***** BRANO DEL DOCUMENTO

Se questo processo rivela una contrazione nel numero delle aziende meno competitive, pur tuttavia nasconde il persistere di ampie differenze a livello regionale2. Se nel 1982 le più ampie dimensioni medie si collocavano nell’Italia meridionale (la Puglia con 1,2 e la Sicilia con 1,1), le stesse regioni mostrano oggi un incremento più debole.
L’Umbria, che deteneva nel 1982 un valore di ampiezza modesto (0,5 ha) mostra da un punto di vista evolutivo un comportamento del tutto simile a quello delle altre regioni dell’Italia centrale. La dimensione media è oggi pari a 1,1 ha, di poco inferiore a quella nazionale. Tra le due province si riscontra una differenza: Perugia presenta 1,07 ha di superficie aziendale media e Terni 1,20.
In fig. 6 si presenta un grafico relativo al numero delle aziende viticole e alla relativa superficie, a livello comunale. E’ di immediato risalto l’estensione rilevata nel comune di Orvieto, nettamente superiore a qualunque altra.
Può dunque essere opportuno inoltrarci più direttamente nell’esemplificazione dell’area orvietana, cui si deve a tutt’oggi la maggiore concentrazione regionale di vigneti in coltura specializzata.
L’area vitivinicola orvietana
L’agronomo Giorgio Garavini, ispettore del Ministero dell’Agricoltura incaricato nel 1931 di delimitare l’area di produzione del «vino tipico» così si esprimeva in una sua relazione: «il vino d’Orvieto è celebre per aver allietato fino da antichissimo tempo mense illustri di Papi, Principi e Porporati. Per essere stata la Città di Orvieto residenza Papale, derivarono frequenti relazioni con Roma, per modo che verso questa Città partivano spesso i barili del celebre vino destinati a uomini eminenti» (Garavini, 1933, p. 227).
La notorietà dell’Orvieto probabilmente non necessita di sottolineature. Si desidera solo ricordare la continuità temporale di una produzione che, trovando favorevoli condizioni in quanto a esposizione, natura e assetto dei terreni, nonché posizione rispetto alle maggiori rotte commerciali, prosegue senza interruzioni dall’età etrusca fino ad oggi.

**********

**COMPITO ASSEGNATO 1:**
Rispondi alle seguenti domande sul brano sulla viticoltura in Umbria.
(a) Quale superficie aziendale media presenta la provincia di Terni?
(b) In quale anno l'agronomo Giorgio Garavini fu incaricato di delimitare l'area di produzione del «vino tipico»?
(c) In quale comune si rileva un'estensione nettamente superiore a qualunque altra?
**COMPITO ASSEGNATO 2:** Trascrivi esattamente dal brano sulla viticoltura in Umbria la parte che va da "L’Umbria, che deteneva" a "in coltura specializzata.".

***** ESTRATTO DEI DATI

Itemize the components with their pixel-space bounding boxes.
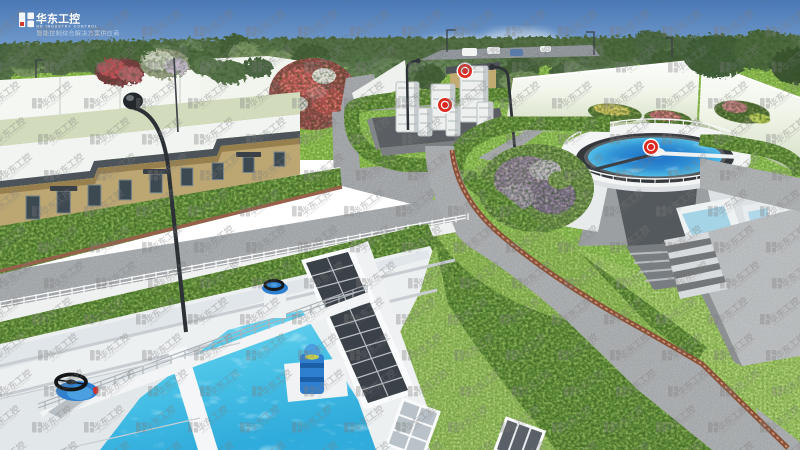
svg-text:HD INDUSTRY CONTROL: HD INDUSTRY CONTROL (37, 25, 98, 29)
svg-text:华东工控: 华东工控 (36, 12, 80, 26)
svg-text:智能控制综合解决方案供应商: 智能控制综合解决方案供应商 (37, 30, 120, 38)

**********

**RISPOSTA 1:**
(a) 1,20 ha.
(b) Nel 1931.
(c) Nel comune di Orvieto.

**RISPOSTA 2:**
L’Umbria, che deteneva nel 1982 un valore di ampiezza modesto (0,5 ha) mostra da un punto di vista evolutivo un comportamento del tutto simile a quello delle altre regioni dell’Italia centrale. La dimensione media è oggi pari a 1,1 ha, di poco inferiore a quella nazionale. Tra le due province si riscontra una differenza: Perugia presenta 1,07 ha di superficie aziendale media e Terni 1,20.
In fig. 6 si presenta un grafico relativo al numero delle aziende viticole e alla relativa superficie, a livello comunale. E’ di immediato risalto l’estensione rilevata nel comune di Orvieto, nettamente superiore a qualunque altra.
Può dunque essere opportuno inoltrarci più direttamente nell’esemplificazione dell’area orvietana, cui si deve a tutt’oggi la maggiore concentrazione regionale di vigneti in coltura specializzata.